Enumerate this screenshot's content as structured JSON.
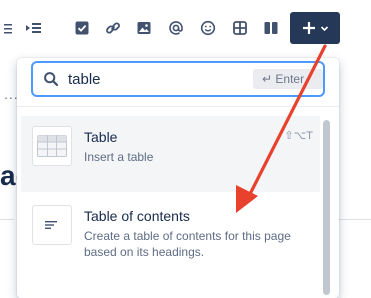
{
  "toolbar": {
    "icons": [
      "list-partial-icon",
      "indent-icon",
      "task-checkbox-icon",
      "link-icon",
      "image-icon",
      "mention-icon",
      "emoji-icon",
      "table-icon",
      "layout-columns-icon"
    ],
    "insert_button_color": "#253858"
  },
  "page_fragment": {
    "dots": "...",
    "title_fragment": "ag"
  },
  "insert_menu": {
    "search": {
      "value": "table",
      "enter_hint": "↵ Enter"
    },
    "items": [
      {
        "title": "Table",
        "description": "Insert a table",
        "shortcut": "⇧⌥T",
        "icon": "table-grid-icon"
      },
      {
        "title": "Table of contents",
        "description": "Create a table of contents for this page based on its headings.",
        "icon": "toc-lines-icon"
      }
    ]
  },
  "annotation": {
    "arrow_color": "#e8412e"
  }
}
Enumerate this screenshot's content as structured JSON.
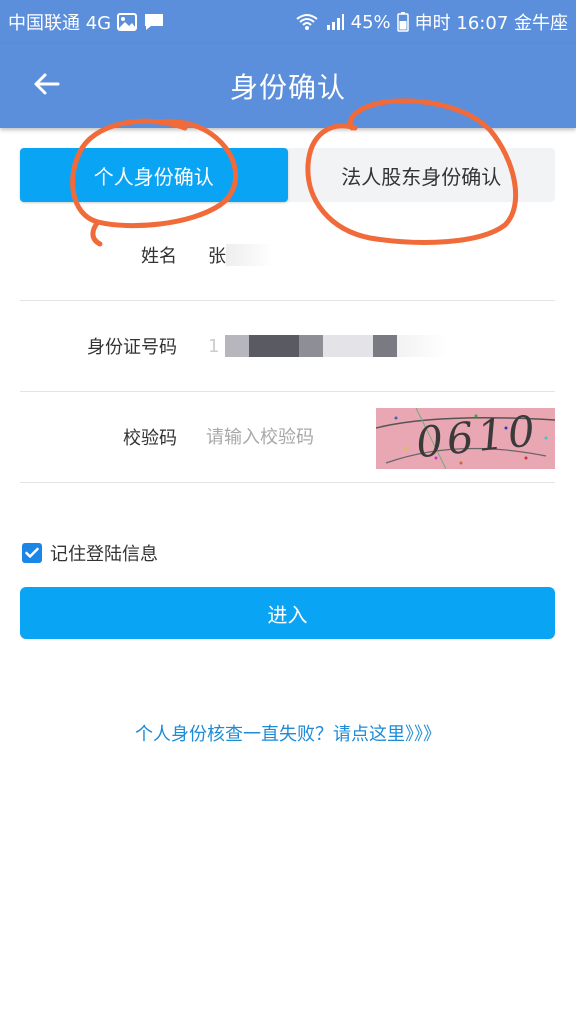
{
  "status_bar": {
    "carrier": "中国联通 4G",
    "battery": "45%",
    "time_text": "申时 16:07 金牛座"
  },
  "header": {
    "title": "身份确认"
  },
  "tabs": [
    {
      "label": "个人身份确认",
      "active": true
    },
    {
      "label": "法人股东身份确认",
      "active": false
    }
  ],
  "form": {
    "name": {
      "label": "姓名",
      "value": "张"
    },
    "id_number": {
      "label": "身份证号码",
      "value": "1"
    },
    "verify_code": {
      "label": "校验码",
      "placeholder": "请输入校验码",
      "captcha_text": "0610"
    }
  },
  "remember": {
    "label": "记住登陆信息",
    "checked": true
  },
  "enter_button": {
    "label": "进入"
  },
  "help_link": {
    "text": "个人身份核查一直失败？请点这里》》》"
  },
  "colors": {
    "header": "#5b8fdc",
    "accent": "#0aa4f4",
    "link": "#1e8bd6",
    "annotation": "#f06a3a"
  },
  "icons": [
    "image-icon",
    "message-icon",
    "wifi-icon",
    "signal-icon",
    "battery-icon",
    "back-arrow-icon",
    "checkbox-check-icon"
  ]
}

* Written instruction
Write the full listing out again with every line unchanged, but include no pictures.

* Answer to the task
Enumerate this screenshot's content as structured JSON.
{
  "toolbar": {
    "icons": [
      "list-partial-icon",
      "indent-icon",
      "task-checkbox-icon",
      "link-icon",
      "image-icon",
      "mention-icon",
      "emoji-icon",
      "table-icon",
      "layout-columns-icon"
    ],
    "insert_button_color": "#253858"
  },
  "page_fragment": {
    "dots": "...",
    "title_fragment": "ag"
  },
  "insert_menu": {
    "search": {
      "value": "table",
      "enter_hint": "↵ Enter"
    },
    "items": [
      {
        "title": "Table",
        "description": "Insert a table",
        "shortcut": "⇧⌥T",
        "icon": "table-grid-icon"
      },
      {
        "title": "Table of contents",
        "description": "Create a table of contents for this page based on its headings.",
        "icon": "toc-lines-icon"
      }
    ]
  },
  "annotation": {
    "arrow_color": "#e8412e"
  }
}
Enumerate this screenshot's content as structured JSON.
{
  "status_bar": {
    "carrier": "中国联通 4G",
    "battery": "45%",
    "time_text": "申时 16:07 金牛座"
  },
  "header": {
    "title": "身份确认"
  },
  "tabs": [
    {
      "label": "个人身份确认",
      "active": true
    },
    {
      "label": "法人股东身份确认",
      "active": false
    }
  ],
  "form": {
    "name": {
      "label": "姓名",
      "value": "张"
    },
    "id_number": {
      "label": "身份证号码",
      "value": "1"
    },
    "verify_code": {
      "label": "校验码",
      "placeholder": "请输入校验码",
      "captcha_text": "0610"
    }
  },
  "remember": {
    "label": "记住登陆信息",
    "checked": true
  },
  "enter_button": {
    "label": "进入"
  },
  "help_link": {
    "text": "个人身份核查一直失败？请点这里》》》"
  },
  "colors": {
    "header": "#5b8fdc",
    "accent": "#0aa4f4",
    "link": "#1e8bd6",
    "annotation": "#f06a3a"
  },
  "icons": [
    "image-icon",
    "message-icon",
    "wifi-icon",
    "signal-icon",
    "battery-icon",
    "back-arrow-icon",
    "checkbox-check-icon"
  ]
}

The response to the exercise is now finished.